Instructions for the task: Repeat the whole of the data, keeping every detail the same.

Information provided:
** Start **

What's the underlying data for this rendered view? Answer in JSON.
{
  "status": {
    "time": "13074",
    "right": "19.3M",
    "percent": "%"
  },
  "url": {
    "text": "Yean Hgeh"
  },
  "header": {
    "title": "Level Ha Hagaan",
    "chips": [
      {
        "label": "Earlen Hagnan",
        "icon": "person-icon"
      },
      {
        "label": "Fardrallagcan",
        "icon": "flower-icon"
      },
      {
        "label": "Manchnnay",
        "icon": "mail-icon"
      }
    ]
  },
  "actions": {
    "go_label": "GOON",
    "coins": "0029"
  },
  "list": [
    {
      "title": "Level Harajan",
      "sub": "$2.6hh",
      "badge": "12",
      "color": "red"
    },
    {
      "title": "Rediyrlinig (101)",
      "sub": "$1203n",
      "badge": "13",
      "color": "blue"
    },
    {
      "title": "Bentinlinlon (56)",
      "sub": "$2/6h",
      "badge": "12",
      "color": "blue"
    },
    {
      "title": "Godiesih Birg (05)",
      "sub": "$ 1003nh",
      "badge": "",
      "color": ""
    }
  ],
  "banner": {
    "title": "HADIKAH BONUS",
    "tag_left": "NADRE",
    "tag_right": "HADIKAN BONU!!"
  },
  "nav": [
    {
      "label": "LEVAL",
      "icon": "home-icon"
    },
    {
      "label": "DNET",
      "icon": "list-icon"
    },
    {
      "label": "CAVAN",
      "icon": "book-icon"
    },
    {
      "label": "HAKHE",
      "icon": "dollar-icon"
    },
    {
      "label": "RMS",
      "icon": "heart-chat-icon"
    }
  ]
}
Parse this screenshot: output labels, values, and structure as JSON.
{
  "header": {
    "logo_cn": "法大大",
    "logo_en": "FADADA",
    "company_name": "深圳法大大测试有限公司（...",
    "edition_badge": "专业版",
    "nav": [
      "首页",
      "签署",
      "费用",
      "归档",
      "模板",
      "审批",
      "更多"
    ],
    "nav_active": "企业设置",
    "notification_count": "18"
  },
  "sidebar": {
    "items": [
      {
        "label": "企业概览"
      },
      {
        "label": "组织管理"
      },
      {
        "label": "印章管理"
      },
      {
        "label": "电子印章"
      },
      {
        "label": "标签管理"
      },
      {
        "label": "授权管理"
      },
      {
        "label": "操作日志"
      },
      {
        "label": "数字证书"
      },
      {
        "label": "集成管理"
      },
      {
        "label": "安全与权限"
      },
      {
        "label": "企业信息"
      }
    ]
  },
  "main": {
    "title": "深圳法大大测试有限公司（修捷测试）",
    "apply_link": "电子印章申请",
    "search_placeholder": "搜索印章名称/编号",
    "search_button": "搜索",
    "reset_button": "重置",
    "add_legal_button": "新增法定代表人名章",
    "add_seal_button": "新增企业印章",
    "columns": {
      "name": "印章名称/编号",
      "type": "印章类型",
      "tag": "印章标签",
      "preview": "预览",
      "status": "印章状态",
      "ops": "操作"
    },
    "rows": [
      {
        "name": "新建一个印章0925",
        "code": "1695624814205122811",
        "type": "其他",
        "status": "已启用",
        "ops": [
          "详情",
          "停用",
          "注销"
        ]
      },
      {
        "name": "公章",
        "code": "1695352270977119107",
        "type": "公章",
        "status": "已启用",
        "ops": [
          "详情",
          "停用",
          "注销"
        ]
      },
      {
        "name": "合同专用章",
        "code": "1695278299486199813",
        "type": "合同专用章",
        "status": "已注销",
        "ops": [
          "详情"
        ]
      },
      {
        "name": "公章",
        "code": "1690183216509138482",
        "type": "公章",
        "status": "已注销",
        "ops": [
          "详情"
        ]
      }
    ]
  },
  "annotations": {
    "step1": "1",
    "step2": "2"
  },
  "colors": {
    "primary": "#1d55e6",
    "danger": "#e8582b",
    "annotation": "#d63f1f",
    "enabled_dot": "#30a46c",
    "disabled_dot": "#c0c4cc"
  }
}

** End **

Output of the exercise:
What's the underlying data for this rendered view? Answer in JSON.
{
  "status": {
    "time": "13074",
    "right": "19.3M",
    "percent": "%"
  },
  "url": {
    "text": "Yean Hgeh"
  },
  "header": {
    "title": "Level Ha Hagaan",
    "chips": [
      {
        "label": "Earlen Hagnan",
        "icon": "person-icon"
      },
      {
        "label": "Fardrallagcan",
        "icon": "flower-icon"
      },
      {
        "label": "Manchnnay",
        "icon": "mail-icon"
      }
    ]
  },
  "actions": {
    "go_label": "GOON",
    "coins": "0029"
  },
  "list": [
    {
      "title": "Level Harajan",
      "sub": "$2.6hh",
      "badge": "12",
      "color": "red"
    },
    {
      "title": "Rediyrlinig (101)",
      "sub": "$1203n",
      "badge": "13",
      "color": "blue"
    },
    {
      "title": "Bentinlinlon (56)",
      "sub": "$2/6h",
      "badge": "12",
      "color": "blue"
    },
    {
      "title": "Godiesih Birg (05)",
      "sub": "$ 1003nh",
      "badge": "",
      "color": ""
    }
  ],
  "banner": {
    "title": "HADIKAH BONUS",
    "tag_left": "NADRE",
    "tag_right": "HADIKAN BONU!!"
  },
  "nav": [
    {
      "label": "LEVAL",
      "icon": "home-icon"
    },
    {
      "label": "DNET",
      "icon": "list-icon"
    },
    {
      "label": "CAVAN",
      "icon": "book-icon"
    },
    {
      "label": "HAKHE",
      "icon": "dollar-icon"
    },
    {
      "label": "RMS",
      "icon": "heart-chat-icon"
    }
  ]
}
Parse this screenshot: output labels, values, and structure as JSON.
{
  "header": {
    "logo_cn": "法大大",
    "logo_en": "FADADA",
    "company_name": "深圳法大大测试有限公司（...",
    "edition_badge": "专业版",
    "nav": [
      "首页",
      "签署",
      "费用",
      "归档",
      "模板",
      "审批",
      "更多"
    ],
    "nav_active": "企业设置",
    "notification_count": "18"
  },
  "sidebar": {
    "items": [
      {
        "label": "企业概览"
      },
      {
        "label": "组织管理"
      },
      {
        "label": "印章管理"
      },
      {
        "label": "电子印章"
      },
      {
        "label": "标签管理"
      },
      {
        "label": "授权管理"
      },
      {
        "label": "操作日志"
      },
      {
        "label": "数字证书"
      },
      {
        "label": "集成管理"
      },
      {
        "label": "安全与权限"
      },
      {
        "label": "企业信息"
      }
    ]
  },
  "main": {
    "title": "深圳法大大测试有限公司（修捷测试）",
    "apply_link": "电子印章申请",
    "search_placeholder": "搜索印章名称/编号",
    "search_button": "搜索",
    "reset_button": "重置",
    "add_legal_button": "新增法定代表人名章",
    "add_seal_button": "新增企业印章",
    "columns": {
      "name": "印章名称/编号",
      "type": "印章类型",
      "tag": "印章标签",
      "preview": "预览",
      "status": "印章状态",
      "ops": "操作"
    },
    "rows": [
      {
        "name": "新建一个印章0925",
        "code": "1695624814205122811",
        "type": "其他",
        "status": "已启用",
        "ops": [
          "详情",
          "停用",
          "注销"
        ]
      },
      {
        "name": "公章",
        "code": "1695352270977119107",
        "type": "公章",
        "status": "已启用",
        "ops": [
          "详情",
          "停用",
          "注销"
        ]
      },
      {
        "name": "合同专用章",
        "code": "1695278299486199813",
        "type": "合同专用章",
        "status": "已注销",
        "ops": [
          "详情"
        ]
      },
      {
        "name": "公章",
        "code": "1690183216509138482",
        "type": "公章",
        "status": "已注销",
        "ops": [
          "详情"
        ]
      }
    ]
  },
  "annotations": {
    "step1": "1",
    "step2": "2"
  },
  "colors": {
    "primary": "#1d55e6",
    "danger": "#e8582b",
    "annotation": "#d63f1f",
    "enabled_dot": "#30a46c",
    "disabled_dot": "#c0c4cc"
  }
}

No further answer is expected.